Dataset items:
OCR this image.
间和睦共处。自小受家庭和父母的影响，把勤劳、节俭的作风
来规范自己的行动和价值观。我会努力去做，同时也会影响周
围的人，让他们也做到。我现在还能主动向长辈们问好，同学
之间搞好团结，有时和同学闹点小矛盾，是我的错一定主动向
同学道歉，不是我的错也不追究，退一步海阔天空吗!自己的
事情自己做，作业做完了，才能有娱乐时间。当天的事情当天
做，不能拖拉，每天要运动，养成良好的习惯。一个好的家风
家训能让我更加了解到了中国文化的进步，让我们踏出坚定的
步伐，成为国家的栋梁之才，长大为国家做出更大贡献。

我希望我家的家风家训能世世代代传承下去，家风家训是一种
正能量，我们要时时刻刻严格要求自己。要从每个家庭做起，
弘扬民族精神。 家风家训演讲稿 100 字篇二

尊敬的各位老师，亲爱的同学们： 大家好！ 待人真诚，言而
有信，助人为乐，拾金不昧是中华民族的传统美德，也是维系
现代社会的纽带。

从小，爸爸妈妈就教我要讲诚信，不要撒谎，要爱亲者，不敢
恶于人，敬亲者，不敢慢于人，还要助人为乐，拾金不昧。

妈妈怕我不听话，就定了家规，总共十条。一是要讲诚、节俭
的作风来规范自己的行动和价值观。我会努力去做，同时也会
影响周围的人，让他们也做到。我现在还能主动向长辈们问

* * *

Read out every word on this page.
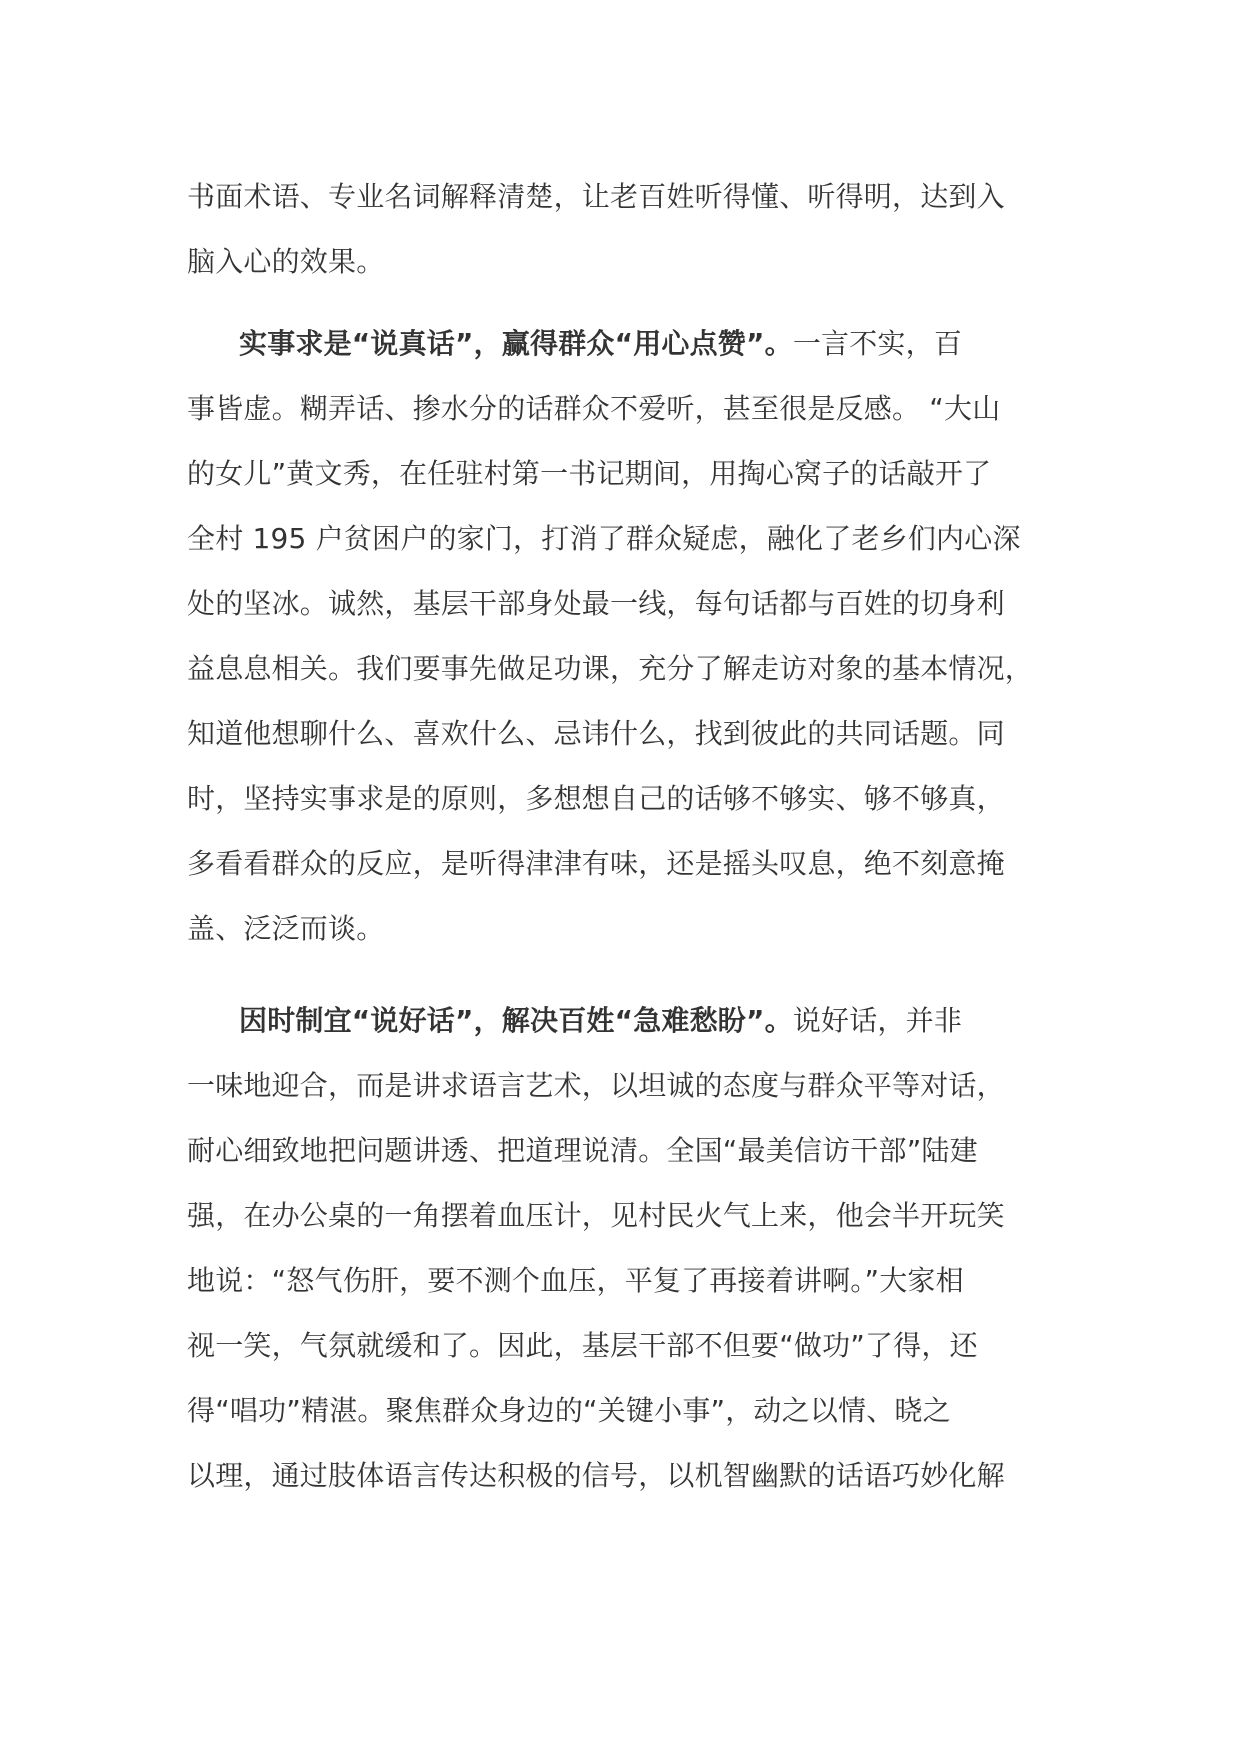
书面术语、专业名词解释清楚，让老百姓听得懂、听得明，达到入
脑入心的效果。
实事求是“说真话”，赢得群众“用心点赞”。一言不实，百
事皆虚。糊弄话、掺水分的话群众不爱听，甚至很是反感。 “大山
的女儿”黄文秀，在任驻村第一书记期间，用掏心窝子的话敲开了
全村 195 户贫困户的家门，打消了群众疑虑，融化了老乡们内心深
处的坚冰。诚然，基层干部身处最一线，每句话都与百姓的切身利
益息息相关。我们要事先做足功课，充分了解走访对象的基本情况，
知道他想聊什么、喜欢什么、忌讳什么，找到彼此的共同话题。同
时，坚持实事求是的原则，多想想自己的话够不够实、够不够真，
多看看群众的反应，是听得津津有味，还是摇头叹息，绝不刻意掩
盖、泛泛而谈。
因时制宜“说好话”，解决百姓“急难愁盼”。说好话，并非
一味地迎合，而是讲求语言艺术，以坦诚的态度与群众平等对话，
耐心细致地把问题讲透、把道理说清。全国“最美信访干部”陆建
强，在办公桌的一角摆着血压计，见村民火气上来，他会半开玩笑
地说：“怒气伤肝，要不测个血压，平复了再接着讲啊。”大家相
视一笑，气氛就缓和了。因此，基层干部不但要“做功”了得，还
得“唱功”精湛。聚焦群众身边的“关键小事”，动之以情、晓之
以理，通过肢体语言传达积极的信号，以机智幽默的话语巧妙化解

**DIRECTIONS:** From the entries above, collect every line with the string "让他们也做到" in it.

**SOLUTION:**
围的人，让他们也做到。我现在还能主动向长辈们问好，同学
影响周围的人，让他们也做到。我现在还能主动向长辈们问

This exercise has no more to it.